THE PROBLEM:
Look over the lines below. Report each one that includes the string "white".
|---|
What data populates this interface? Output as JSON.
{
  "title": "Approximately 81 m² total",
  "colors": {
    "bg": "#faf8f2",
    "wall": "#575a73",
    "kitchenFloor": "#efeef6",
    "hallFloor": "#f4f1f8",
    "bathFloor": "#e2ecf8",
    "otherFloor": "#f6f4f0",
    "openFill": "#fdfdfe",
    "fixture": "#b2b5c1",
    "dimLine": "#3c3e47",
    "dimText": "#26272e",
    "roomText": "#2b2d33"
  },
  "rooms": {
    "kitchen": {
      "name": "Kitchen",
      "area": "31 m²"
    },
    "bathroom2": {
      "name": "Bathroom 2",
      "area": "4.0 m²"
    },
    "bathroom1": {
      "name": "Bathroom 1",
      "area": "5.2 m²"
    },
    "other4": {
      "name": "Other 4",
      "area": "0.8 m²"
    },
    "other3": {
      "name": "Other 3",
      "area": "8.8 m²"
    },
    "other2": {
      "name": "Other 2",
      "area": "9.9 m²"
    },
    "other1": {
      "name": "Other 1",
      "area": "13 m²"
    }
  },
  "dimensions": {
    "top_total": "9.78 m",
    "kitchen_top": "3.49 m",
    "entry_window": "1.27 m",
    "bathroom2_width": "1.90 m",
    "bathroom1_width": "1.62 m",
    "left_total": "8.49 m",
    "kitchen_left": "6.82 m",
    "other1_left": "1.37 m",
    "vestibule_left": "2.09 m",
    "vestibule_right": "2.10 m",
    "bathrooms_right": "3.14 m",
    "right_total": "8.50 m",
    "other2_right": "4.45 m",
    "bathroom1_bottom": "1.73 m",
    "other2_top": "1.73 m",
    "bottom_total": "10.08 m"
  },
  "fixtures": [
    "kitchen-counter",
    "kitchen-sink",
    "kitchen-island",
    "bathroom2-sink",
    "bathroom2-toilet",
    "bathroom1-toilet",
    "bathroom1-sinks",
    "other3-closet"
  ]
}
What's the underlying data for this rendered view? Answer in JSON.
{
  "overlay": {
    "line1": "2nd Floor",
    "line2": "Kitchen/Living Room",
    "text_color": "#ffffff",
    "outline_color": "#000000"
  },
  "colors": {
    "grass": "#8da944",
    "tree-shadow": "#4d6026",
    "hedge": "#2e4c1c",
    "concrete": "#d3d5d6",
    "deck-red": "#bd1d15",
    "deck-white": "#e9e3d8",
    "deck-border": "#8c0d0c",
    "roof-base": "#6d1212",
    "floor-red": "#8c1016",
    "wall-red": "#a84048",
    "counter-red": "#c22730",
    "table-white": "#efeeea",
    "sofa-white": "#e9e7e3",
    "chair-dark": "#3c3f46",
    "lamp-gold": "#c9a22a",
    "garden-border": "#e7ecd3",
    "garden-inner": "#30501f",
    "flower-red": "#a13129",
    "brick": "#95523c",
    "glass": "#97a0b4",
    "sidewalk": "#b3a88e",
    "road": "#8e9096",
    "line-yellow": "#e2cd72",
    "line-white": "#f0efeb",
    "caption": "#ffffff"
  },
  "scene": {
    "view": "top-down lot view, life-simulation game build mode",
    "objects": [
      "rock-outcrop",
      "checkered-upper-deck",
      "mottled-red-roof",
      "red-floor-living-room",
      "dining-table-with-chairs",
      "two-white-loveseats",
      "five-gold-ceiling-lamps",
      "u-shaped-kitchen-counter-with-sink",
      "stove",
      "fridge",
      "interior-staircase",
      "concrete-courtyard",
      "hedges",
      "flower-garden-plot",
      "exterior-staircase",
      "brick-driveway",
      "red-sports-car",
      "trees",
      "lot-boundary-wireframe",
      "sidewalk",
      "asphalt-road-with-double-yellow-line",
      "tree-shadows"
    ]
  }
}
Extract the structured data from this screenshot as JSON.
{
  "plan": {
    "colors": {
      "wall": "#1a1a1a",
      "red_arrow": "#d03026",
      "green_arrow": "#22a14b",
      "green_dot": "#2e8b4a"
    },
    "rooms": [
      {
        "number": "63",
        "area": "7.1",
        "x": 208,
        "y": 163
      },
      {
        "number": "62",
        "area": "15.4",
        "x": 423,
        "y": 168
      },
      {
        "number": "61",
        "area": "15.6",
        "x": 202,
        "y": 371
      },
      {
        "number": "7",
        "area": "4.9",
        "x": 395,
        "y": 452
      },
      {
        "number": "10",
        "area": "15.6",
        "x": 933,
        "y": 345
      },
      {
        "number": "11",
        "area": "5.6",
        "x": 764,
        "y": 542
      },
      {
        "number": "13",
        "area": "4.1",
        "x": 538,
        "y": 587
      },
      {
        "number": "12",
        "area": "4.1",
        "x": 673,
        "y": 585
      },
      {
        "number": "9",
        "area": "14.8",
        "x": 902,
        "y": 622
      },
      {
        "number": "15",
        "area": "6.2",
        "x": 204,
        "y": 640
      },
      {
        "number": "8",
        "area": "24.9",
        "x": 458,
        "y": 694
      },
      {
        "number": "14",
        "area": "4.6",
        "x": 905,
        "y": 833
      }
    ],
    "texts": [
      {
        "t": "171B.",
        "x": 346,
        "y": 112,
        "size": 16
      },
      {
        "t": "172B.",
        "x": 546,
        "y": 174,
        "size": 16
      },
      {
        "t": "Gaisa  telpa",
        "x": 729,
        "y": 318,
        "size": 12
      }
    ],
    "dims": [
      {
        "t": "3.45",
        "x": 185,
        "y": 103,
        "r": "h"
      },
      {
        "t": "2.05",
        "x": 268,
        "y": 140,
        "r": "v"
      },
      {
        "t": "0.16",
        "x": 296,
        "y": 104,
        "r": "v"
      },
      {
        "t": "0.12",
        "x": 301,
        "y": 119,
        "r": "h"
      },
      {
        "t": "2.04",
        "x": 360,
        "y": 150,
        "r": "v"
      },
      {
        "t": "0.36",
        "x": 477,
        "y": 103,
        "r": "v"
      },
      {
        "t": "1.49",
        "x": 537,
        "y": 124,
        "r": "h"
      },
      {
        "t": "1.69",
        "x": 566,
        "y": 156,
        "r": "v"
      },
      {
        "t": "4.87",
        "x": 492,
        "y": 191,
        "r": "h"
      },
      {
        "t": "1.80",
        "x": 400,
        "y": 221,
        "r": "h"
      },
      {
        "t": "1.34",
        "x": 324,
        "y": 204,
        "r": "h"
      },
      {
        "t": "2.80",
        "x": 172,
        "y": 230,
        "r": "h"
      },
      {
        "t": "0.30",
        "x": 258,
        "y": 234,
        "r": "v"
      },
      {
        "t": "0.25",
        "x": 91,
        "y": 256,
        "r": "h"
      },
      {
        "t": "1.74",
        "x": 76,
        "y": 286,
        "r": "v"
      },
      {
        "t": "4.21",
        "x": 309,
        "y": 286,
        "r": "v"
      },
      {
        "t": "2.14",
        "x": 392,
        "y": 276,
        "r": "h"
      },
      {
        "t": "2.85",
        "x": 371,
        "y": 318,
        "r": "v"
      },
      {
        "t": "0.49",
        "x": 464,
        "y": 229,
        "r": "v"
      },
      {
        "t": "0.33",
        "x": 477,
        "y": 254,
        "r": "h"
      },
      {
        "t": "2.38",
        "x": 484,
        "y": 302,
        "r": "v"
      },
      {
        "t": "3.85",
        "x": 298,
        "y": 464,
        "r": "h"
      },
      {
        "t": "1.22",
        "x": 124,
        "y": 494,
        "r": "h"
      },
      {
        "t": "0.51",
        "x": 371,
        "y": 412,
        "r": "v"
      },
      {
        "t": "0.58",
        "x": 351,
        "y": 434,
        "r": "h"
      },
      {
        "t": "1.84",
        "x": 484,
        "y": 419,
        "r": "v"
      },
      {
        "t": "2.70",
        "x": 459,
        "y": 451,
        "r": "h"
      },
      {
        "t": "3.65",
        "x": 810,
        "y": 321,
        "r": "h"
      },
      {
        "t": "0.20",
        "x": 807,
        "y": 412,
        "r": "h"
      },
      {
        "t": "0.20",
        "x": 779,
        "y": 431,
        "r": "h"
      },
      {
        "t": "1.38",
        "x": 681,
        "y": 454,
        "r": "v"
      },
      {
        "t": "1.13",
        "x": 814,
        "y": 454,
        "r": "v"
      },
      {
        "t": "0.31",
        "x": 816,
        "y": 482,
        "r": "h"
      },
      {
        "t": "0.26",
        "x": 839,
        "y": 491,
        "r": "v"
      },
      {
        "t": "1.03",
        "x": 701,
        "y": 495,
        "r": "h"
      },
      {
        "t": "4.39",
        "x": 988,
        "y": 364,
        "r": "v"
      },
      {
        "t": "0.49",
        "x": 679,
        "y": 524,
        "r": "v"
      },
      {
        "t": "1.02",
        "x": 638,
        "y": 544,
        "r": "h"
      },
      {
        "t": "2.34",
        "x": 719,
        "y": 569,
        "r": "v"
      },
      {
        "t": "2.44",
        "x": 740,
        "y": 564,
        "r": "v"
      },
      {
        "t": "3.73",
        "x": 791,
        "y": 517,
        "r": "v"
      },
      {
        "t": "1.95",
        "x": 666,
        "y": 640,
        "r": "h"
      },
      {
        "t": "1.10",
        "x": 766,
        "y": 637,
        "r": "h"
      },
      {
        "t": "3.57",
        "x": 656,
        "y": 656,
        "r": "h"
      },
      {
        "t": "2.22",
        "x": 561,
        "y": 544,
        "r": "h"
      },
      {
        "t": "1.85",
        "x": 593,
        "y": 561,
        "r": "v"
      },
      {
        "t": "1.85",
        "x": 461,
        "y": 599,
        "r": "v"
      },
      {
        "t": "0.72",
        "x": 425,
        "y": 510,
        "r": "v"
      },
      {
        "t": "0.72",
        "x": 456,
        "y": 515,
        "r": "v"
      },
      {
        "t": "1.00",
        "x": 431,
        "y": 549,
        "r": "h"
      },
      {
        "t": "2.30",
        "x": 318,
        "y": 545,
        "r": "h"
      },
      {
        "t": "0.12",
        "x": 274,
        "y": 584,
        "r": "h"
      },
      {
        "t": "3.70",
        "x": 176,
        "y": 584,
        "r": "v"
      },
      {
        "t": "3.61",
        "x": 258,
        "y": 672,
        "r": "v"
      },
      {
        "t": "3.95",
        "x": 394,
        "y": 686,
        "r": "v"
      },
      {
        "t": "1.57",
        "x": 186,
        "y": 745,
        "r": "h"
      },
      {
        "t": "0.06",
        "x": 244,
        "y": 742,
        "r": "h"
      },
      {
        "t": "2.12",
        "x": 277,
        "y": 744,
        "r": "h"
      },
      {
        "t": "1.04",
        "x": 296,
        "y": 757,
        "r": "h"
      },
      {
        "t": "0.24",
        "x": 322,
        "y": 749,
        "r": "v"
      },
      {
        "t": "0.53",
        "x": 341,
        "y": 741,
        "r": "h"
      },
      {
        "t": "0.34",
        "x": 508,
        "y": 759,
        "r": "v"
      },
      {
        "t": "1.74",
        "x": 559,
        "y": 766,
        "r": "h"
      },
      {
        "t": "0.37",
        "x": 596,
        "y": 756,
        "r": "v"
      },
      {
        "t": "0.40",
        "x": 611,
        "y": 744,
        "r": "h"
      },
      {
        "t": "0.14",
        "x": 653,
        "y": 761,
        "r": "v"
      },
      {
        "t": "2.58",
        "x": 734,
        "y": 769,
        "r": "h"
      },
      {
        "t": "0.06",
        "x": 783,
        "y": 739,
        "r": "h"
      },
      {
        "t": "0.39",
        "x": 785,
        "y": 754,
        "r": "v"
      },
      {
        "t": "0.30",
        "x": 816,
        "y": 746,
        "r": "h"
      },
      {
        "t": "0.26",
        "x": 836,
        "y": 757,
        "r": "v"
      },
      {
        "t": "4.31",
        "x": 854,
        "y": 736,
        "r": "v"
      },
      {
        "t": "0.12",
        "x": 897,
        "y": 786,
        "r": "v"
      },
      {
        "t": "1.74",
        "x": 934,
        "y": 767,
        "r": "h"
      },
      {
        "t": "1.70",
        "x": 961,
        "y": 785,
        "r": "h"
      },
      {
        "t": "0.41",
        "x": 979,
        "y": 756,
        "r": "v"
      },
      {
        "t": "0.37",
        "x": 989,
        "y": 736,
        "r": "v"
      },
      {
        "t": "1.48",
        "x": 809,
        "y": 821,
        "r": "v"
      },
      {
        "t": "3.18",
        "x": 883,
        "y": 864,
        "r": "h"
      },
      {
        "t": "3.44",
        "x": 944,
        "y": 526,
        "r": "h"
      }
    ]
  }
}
|---|
COMPLETE ANSWER:
    "deck-white": "#e9e3d8",
    "table-white": "#efeeea",
    "sofa-white": "#e9e7e3",
    "line-white": "#f0efeb",
      "two-white-loveseats",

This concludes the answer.